# Your objective
Skip the pictures and extract all of the lines exactly as written.

# Entries from a dataset
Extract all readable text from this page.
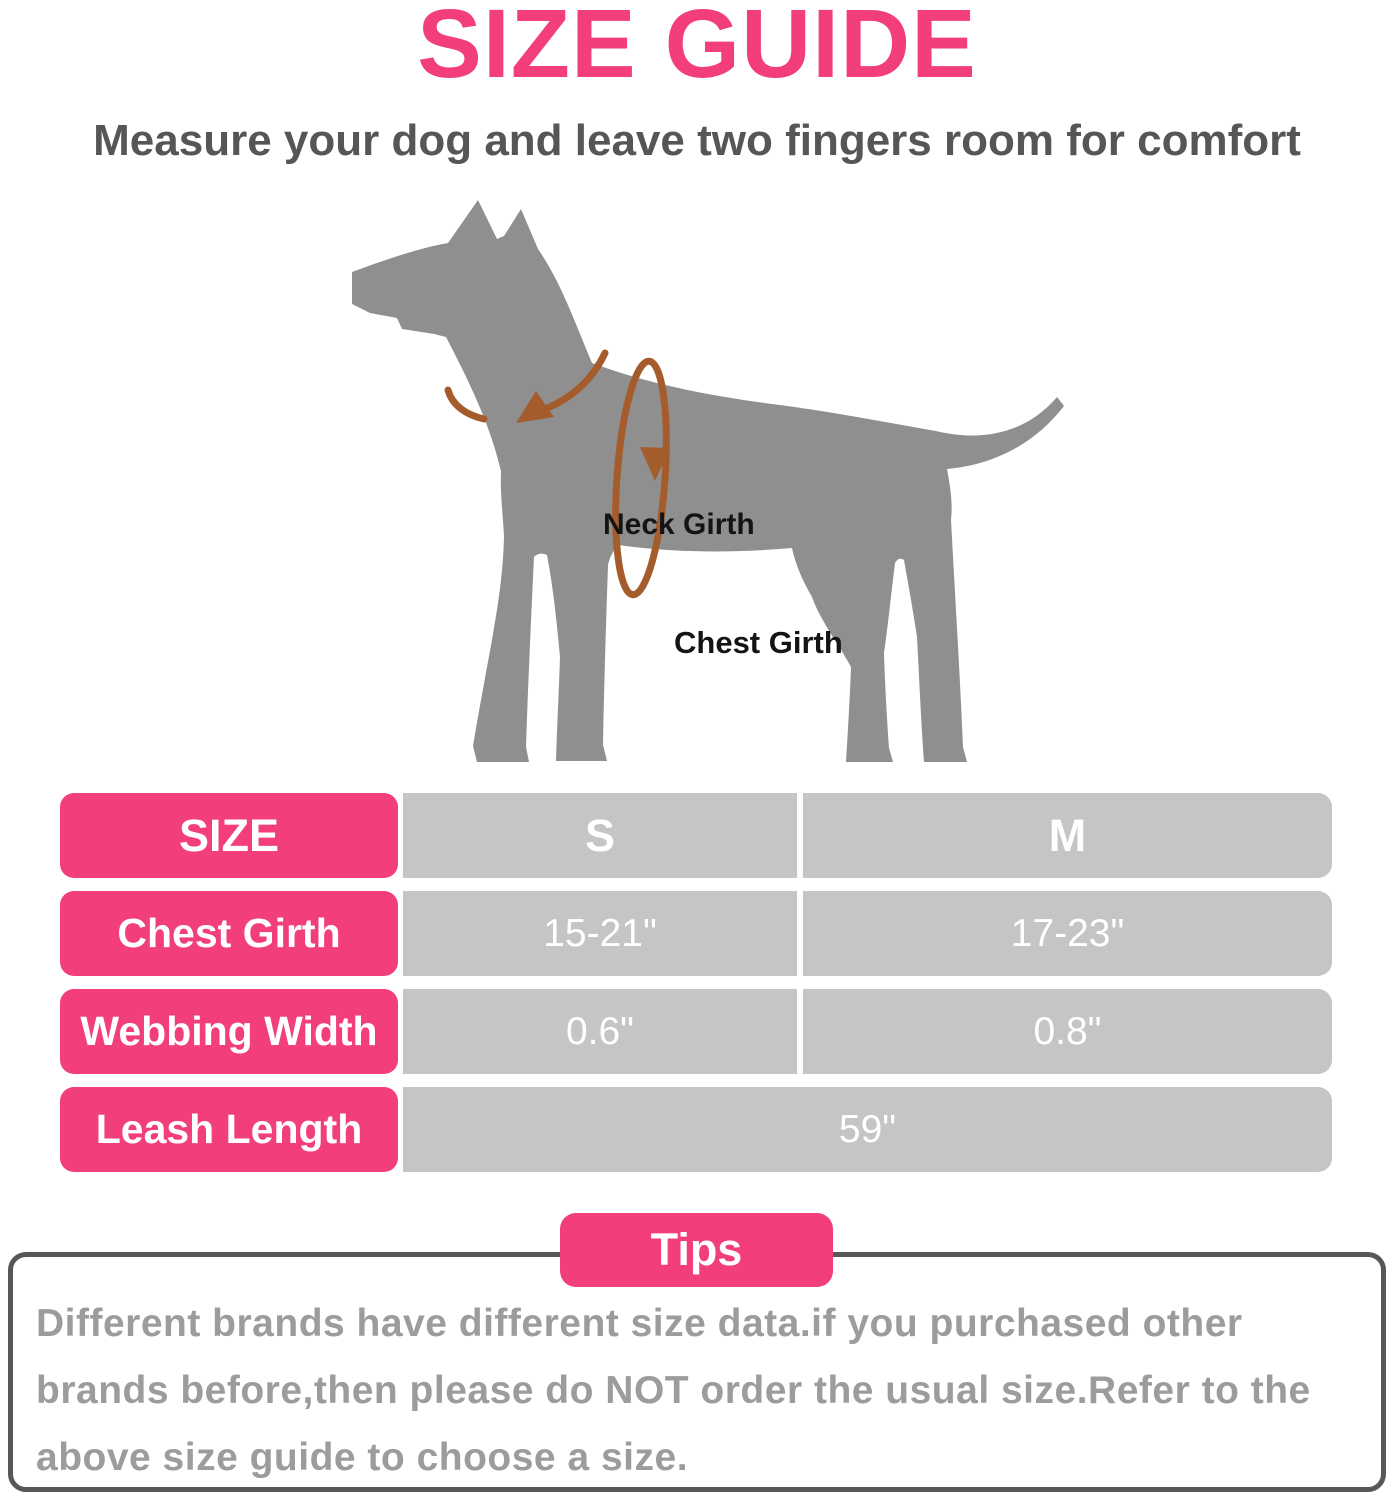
SIZE GUIDE
Measure your dog and leave two fingers room for comfort
Neck Girth
Chest Girth
SIZE	S	M
Chest Girth	15-21"	17-23"
Webbing Width	0.6"	0.8"
Leash Length	59"
Tips
Different brands have different size data.if you purchased other brands before,then please do NOT order the usual size.Refer to the above size guide to choose a size.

# Response
Extract all readable text from this page.
SIZE GUIDE
Measure your dog and leave two fingers room for comfort
Neck Girth
Chest Girth
SIZE	S	M
Chest Girth	15-21"	17-23"
Webbing Width	0.6"	0.8"
Leash Length	59"
Tips
Different brands have different size data.if you purchased other brands before,then please do NOT order the usual size.Refer to the above size guide to choose a size.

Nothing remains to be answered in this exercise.